-- Required action 1 --
In the commentary on the U.S. dollar index, what was the index's closing level as of May 5th?
-- Required action 2 --
Resume the commentary on the U.S. dollar index after its final sentence.

-- Passage shown --
=== Begin Enclosure ===

Since April, the U.S. dollar index has gradually fallen, from 102.6 to 101, with some fluctuations but a relatively small overall range, reaching a low of 100.788. As of May 5th, it closed at 101.214, overall remaining weak. The main scenario for a long dollar position is the Federal Reserve disregarding financial stability and aggressively raising interest rates, or maintaining current interest rate levels for an extended period. Short factors include the Federal Reserve possibly entering a rate-cutting cycle in the face of an upcoming economic recession in the fourth quarter. From the current situation, it is necessary to monitor the trend of CPI and regional bank crises. We can compare that after the collapse of the First Republic Bank, there will definitely be new bank failures. We need to continuously observe the impact of bankruptcies on the tightening of financial markets. Secondly, the U.S. core CPI service items are still resilient, and the risk of stagflation remains relatively high. Therefore, the risk of going long is relatively large.

=== End Enclosure ===

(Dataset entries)
=== Begin Enclosure ===

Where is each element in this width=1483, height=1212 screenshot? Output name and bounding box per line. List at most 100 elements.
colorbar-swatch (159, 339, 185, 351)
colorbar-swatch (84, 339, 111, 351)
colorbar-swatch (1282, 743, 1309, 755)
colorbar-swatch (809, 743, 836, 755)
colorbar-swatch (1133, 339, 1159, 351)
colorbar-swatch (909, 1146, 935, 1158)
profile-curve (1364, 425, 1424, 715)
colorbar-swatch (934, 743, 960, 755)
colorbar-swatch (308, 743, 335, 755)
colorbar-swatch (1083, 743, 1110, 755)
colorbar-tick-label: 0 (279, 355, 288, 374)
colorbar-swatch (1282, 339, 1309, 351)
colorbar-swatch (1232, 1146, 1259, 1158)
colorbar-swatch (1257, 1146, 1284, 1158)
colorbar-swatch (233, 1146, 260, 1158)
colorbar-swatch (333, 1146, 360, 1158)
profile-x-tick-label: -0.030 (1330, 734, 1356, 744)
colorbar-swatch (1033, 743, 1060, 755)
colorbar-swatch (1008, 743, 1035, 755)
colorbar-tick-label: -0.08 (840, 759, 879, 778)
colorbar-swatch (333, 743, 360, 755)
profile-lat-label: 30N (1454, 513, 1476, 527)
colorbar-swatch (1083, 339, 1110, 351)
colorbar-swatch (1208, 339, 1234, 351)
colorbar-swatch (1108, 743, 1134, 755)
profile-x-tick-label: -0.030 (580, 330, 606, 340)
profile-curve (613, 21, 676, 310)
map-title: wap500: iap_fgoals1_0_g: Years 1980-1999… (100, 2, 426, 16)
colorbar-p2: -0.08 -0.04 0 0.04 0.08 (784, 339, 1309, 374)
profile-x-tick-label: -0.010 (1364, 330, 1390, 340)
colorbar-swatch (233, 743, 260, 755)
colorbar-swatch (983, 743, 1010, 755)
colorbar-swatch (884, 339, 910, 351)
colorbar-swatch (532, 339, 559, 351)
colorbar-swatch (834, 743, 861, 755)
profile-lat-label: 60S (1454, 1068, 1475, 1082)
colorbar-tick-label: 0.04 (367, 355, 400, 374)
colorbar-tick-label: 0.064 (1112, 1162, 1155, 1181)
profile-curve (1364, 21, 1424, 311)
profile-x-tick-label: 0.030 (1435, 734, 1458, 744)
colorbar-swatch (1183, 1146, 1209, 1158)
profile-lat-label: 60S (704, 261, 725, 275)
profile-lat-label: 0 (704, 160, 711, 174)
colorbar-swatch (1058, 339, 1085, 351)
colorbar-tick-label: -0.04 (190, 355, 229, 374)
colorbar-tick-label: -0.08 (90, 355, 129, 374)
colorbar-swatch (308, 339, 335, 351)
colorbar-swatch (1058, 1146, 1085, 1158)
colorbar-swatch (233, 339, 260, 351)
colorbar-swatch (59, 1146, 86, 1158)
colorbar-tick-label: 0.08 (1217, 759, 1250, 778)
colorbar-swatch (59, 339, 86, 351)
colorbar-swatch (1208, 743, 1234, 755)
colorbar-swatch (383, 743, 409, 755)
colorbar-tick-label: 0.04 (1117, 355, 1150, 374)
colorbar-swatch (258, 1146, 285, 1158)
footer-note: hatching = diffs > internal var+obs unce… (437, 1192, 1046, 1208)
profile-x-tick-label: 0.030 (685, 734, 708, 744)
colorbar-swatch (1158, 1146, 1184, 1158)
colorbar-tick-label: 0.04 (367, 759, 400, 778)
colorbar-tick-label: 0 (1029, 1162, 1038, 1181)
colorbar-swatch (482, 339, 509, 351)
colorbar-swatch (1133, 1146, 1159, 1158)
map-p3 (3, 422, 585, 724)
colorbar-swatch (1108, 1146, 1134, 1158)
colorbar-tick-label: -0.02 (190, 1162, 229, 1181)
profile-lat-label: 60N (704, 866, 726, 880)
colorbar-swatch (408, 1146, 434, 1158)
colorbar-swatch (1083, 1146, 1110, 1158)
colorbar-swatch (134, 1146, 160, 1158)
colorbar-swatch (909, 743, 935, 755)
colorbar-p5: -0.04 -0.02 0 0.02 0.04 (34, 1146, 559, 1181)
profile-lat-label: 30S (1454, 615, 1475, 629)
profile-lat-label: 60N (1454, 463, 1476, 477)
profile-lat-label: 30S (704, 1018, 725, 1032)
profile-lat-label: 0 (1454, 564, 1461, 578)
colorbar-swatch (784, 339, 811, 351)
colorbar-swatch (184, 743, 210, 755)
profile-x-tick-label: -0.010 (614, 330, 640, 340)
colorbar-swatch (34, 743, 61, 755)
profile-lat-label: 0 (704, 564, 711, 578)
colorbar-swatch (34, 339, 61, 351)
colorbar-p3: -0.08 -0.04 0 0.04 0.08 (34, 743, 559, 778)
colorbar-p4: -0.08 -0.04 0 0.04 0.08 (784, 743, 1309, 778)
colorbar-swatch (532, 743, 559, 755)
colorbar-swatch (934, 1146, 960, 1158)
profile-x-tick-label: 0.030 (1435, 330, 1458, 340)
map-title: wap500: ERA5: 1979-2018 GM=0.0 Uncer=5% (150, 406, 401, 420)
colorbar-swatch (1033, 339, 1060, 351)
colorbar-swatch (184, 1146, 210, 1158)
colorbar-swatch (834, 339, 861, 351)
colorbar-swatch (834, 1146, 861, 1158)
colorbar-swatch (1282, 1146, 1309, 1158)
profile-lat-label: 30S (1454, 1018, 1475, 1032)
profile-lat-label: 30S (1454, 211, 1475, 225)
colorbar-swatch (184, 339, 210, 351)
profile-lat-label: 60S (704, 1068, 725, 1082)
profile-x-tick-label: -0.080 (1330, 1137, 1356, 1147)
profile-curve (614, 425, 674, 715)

=== End Enclosure ===

-- Answer section 1 --
101.214

-- Answer section 2 --
Under the macroeconomic backdrop of the U.S. economy heading towards stagflation risk and the weakening of the dollar index, market participants believe that the Chinese economy is in an upward phase, especially as economic growth will appear high in the second quarter due to a lower base. However, the USD/CNY offshore market has been continuously rising. Since April, the USD/CNY offshore market has gradually increased, from 6.877 to 6.922. This is quite inconsistent with the RMB appreciation cycle from the second half of 2020 to early March 2022, which to some extent reflects that the Chinese economy is not as prosperous as it appears. The Central Politburo meeting on April 28th also pointed out that the current improvement of China’s economic operation is mainly recovery-based, with weak endogenous power, insufficient demand, and new resistance to economic transformation and upgrading. High-quality development still faces many difficulties and challenges.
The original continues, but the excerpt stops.